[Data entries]
========================================================================

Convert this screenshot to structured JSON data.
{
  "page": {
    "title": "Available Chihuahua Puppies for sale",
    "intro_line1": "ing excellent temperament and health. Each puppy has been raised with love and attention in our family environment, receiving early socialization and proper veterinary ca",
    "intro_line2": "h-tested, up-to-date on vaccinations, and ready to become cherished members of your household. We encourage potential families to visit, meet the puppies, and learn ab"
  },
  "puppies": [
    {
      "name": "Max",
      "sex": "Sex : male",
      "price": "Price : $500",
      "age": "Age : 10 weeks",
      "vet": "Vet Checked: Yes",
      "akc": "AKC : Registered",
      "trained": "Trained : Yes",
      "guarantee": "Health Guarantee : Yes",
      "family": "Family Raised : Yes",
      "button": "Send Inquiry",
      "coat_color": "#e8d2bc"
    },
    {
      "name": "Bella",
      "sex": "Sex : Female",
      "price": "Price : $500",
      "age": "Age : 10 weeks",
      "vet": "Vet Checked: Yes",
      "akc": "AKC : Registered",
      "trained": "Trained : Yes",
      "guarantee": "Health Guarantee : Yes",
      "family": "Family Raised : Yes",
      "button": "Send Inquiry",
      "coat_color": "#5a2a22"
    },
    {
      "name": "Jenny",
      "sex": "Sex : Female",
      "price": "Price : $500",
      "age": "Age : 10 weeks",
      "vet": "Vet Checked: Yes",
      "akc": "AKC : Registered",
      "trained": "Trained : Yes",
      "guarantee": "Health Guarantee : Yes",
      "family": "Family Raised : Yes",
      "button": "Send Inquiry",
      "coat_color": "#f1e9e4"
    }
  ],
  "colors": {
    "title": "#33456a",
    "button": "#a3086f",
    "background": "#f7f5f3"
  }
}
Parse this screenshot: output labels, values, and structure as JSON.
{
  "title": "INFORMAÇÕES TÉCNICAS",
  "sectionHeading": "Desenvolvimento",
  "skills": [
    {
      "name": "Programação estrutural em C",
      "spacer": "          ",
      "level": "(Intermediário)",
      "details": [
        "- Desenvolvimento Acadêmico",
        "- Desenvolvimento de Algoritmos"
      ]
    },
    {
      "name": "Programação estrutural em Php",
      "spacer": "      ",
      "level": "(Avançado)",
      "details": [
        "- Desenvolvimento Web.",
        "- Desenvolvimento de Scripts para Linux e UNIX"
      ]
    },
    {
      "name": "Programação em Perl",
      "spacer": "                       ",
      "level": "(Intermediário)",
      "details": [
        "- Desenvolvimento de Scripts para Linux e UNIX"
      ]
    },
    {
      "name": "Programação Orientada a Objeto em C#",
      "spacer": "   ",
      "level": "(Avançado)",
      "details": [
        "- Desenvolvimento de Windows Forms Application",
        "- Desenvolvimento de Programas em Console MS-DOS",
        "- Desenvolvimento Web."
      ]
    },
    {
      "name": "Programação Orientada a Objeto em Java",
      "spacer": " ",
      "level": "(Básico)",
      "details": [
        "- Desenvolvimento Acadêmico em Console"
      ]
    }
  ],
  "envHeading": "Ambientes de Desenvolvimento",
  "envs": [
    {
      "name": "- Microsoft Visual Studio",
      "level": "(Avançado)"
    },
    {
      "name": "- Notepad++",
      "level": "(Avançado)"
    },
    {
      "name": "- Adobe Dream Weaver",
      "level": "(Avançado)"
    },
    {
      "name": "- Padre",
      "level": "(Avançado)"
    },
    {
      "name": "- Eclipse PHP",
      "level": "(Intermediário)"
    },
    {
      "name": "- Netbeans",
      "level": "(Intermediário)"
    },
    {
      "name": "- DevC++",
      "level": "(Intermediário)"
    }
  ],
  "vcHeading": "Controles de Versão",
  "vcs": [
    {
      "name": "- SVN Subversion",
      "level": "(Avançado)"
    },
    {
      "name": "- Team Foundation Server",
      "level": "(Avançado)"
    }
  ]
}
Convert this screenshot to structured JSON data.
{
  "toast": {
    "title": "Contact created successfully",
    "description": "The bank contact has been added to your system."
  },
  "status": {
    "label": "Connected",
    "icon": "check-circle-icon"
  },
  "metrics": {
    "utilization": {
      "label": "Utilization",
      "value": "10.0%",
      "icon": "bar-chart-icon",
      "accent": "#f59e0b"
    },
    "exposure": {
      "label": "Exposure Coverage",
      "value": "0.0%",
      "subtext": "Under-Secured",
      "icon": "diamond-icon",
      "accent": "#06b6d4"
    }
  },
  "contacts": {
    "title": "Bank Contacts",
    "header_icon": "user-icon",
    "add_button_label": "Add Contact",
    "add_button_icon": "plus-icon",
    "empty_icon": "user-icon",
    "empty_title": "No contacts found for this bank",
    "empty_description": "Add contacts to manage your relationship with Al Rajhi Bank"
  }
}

========================================================================

◆ GOAL: In the records shown above, how many lines include the word "Programação"? Answer with the number only.

◆ ANSWER TO THIS PROBLEM: 5